> **EXERCISE BRIEF**: Quote the records word for word from their start through the line containing "chart-types-of-investments: Types of", including that line.

## start RECORD EXTRACTS

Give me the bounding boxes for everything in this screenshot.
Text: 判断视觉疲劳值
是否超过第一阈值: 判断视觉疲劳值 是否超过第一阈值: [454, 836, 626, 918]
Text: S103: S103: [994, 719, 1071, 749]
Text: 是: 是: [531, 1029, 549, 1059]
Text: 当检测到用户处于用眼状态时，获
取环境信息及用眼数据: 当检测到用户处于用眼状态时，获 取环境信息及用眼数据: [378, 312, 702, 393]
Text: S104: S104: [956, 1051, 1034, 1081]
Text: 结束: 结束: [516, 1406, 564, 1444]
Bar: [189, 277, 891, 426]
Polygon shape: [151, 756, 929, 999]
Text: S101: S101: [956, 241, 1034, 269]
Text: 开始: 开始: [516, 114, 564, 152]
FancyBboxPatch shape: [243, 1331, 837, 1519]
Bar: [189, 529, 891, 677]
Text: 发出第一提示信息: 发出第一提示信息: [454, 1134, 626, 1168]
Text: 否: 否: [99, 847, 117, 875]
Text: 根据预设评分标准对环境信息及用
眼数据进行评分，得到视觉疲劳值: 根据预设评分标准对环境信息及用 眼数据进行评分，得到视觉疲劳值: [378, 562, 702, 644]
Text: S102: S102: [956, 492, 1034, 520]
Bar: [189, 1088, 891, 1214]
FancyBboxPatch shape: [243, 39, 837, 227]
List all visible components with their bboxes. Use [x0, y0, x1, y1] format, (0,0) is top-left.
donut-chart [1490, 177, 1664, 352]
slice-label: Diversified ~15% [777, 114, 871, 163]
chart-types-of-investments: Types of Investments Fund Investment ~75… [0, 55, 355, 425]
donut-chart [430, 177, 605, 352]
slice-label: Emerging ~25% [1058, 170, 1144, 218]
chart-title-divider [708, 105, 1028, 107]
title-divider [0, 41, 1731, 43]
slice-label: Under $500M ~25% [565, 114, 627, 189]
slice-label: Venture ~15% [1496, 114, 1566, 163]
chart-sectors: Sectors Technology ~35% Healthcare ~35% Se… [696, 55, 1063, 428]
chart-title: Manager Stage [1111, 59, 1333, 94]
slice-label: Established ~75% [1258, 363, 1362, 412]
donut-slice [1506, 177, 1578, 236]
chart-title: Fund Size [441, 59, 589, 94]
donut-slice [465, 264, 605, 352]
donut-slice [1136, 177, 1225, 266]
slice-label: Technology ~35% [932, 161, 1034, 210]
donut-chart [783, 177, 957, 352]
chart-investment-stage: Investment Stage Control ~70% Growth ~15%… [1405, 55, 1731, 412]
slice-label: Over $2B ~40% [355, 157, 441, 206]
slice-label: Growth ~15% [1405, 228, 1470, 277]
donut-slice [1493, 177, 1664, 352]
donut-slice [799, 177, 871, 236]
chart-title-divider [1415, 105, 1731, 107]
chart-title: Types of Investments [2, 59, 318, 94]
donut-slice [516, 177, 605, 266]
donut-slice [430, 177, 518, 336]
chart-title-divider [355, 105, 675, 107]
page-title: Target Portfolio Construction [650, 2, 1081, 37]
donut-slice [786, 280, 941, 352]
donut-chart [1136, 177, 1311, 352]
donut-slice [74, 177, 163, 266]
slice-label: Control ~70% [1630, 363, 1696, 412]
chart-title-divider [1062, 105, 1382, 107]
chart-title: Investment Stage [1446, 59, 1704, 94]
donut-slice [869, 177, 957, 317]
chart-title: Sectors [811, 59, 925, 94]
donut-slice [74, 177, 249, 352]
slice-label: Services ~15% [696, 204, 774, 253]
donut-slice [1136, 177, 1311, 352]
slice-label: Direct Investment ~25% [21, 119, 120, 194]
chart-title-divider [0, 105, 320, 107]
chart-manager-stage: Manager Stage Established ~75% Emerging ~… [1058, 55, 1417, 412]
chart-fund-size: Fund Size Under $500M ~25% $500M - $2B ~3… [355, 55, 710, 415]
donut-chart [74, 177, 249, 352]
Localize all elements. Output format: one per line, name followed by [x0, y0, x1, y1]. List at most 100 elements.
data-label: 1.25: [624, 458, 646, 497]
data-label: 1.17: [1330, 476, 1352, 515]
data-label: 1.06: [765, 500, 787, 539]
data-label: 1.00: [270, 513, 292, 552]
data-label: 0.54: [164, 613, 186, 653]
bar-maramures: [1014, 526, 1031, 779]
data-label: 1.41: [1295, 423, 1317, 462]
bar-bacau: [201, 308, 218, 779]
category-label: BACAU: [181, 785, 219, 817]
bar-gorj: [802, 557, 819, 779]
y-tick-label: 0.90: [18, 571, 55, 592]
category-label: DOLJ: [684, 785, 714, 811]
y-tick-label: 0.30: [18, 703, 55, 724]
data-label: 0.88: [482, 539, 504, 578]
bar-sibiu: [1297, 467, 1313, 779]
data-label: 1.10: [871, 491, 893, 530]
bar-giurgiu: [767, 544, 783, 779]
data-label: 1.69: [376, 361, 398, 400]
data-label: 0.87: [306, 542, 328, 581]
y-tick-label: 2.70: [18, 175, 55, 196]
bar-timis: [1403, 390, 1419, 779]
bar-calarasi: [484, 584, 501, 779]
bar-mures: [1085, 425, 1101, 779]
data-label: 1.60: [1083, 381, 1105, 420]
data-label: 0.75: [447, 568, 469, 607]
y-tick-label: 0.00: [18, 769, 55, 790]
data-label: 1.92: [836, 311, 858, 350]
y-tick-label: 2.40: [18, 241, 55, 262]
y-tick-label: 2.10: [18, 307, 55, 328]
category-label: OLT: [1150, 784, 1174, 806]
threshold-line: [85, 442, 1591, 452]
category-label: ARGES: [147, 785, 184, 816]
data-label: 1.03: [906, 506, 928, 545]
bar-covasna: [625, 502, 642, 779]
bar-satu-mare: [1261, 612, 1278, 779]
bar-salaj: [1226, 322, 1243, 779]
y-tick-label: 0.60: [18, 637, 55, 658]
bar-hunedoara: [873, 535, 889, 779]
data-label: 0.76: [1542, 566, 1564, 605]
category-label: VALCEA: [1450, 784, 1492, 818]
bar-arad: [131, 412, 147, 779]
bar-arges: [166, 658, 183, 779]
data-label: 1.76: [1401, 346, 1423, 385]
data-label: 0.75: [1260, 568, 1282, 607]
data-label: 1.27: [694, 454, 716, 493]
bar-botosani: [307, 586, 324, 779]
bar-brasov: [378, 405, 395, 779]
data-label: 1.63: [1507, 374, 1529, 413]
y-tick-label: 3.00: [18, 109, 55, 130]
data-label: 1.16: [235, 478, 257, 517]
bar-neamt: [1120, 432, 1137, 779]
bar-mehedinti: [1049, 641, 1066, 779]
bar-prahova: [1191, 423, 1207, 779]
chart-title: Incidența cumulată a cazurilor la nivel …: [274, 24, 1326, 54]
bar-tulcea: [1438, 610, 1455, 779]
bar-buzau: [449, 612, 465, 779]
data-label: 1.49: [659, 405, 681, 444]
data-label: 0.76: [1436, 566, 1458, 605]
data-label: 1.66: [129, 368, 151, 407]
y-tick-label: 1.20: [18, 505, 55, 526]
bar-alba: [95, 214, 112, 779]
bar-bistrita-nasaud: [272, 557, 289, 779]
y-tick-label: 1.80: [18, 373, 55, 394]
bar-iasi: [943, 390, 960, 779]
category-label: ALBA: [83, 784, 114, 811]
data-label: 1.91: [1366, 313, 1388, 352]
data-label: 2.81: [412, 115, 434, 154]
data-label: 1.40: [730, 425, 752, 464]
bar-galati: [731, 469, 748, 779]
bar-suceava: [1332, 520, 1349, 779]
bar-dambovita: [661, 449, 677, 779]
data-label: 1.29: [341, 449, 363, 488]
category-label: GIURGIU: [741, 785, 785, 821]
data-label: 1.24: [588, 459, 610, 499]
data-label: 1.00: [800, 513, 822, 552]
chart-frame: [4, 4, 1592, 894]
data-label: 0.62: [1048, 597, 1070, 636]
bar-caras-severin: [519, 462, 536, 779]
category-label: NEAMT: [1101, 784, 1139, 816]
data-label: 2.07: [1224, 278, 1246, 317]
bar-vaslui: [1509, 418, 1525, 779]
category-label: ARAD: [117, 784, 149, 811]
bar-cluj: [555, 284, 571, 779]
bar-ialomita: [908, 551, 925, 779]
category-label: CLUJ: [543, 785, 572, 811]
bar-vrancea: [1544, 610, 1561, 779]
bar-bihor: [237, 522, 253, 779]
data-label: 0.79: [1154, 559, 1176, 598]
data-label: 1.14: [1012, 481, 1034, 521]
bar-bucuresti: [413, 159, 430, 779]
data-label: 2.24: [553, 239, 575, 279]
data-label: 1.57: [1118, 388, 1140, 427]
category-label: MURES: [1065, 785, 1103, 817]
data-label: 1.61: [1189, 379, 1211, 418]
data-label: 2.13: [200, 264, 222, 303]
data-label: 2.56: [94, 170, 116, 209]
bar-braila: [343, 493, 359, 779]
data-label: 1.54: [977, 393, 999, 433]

## end RECORD EXTRACTS

> **EXERCISE RESULT**:
Give me the bounding boxes for everything in this screenshot.
Text: 判断视觉疲劳值
是否超过第一阈值: 判断视觉疲劳值 是否超过第一阈值: [454, 836, 626, 918]
Text: S103: S103: [994, 719, 1071, 749]
Text: 是: 是: [531, 1029, 549, 1059]
Text: 当检测到用户处于用眼状态时，获
取环境信息及用眼数据: 当检测到用户处于用眼状态时，获 取环境信息及用眼数据: [378, 312, 702, 393]
Text: S104: S104: [956, 1051, 1034, 1081]
Text: 结束: 结束: [516, 1406, 564, 1444]
Bar: [189, 277, 891, 426]
Polygon shape: [151, 756, 929, 999]
Text: S101: S101: [956, 241, 1034, 269]
Text: 开始: 开始: [516, 114, 564, 152]
FancyBboxPatch shape: [243, 1331, 837, 1519]
Bar: [189, 529, 891, 677]
Text: 发出第一提示信息: 发出第一提示信息: [454, 1134, 626, 1168]
Text: 否: 否: [99, 847, 117, 875]
Text: 根据预设评分标准对环境信息及用
眼数据进行评分，得到视觉疲劳值: 根据预设评分标准对环境信息及用 眼数据进行评分，得到视觉疲劳值: [378, 562, 702, 644]
Text: S102: S102: [956, 492, 1034, 520]
Bar: [189, 1088, 891, 1214]
FancyBboxPatch shape: [243, 39, 837, 227]
List all visible components with their bboxes. Use [x0, y0, x1, y1] format, (0,0) is top-left.
donut-chart [1490, 177, 1664, 352]
slice-label: Diversified ~15% [777, 114, 871, 163]
chart-types-of-investments: Types of Investments Fund Investment ~75… [0, 55, 355, 425]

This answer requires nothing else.